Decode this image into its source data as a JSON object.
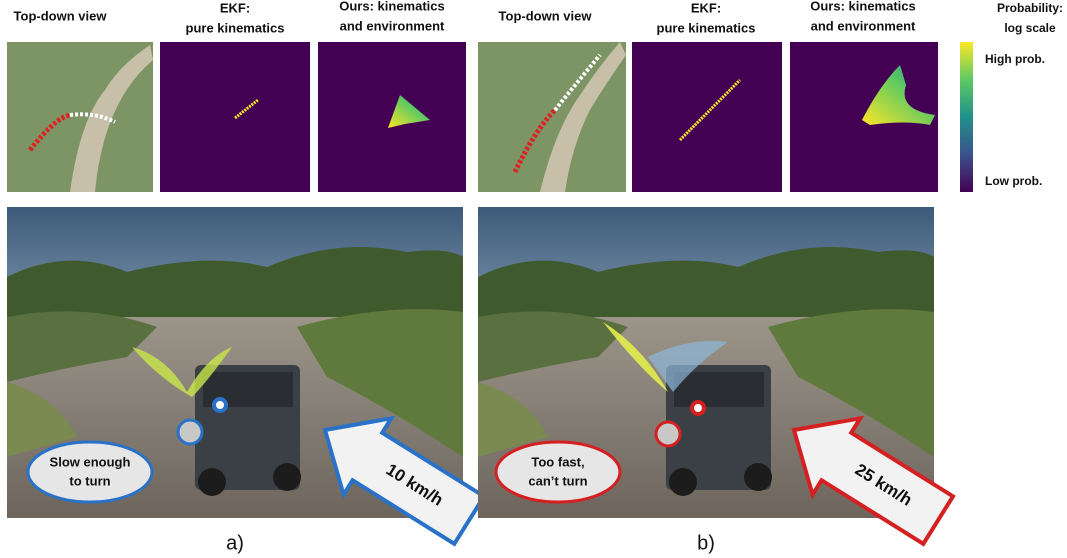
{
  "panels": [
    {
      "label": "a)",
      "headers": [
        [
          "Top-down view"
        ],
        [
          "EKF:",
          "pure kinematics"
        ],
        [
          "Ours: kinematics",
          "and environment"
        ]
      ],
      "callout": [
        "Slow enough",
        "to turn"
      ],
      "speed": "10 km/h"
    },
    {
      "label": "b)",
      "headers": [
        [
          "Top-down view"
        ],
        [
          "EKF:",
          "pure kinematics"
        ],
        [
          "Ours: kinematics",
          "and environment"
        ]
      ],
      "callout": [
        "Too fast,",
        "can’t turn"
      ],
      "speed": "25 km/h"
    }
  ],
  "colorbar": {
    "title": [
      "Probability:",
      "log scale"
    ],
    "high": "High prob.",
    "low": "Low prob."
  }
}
◇ ◇ ◇ ◇
§ **WHAT IS NEEDED**: Can you retype every record above exactly, leaving out the pictures?

§ **RESPONSE TO THIS EXERCISE**:
Decode this image into its source data as a JSON object.
{
  "panels": [
    {
      "label": "a)",
      "headers": [
        [
          "Top-down view"
        ],
        [
          "EKF:",
          "pure kinematics"
        ],
        [
          "Ours: kinematics",
          "and environment"
        ]
      ],
      "callout": [
        "Slow enough",
        "to turn"
      ],
      "speed": "10 km/h"
    },
    {
      "label": "b)",
      "headers": [
        [
          "Top-down view"
        ],
        [
          "EKF:",
          "pure kinematics"
        ],
        [
          "Ours: kinematics",
          "and environment"
        ]
      ],
      "callout": [
        "Too fast,",
        "can’t turn"
      ],
      "speed": "25 km/h"
    }
  ],
  "colorbar": {
    "title": [
      "Probability:",
      "log scale"
    ],
    "high": "High prob.",
    "low": "Low prob."
  }
}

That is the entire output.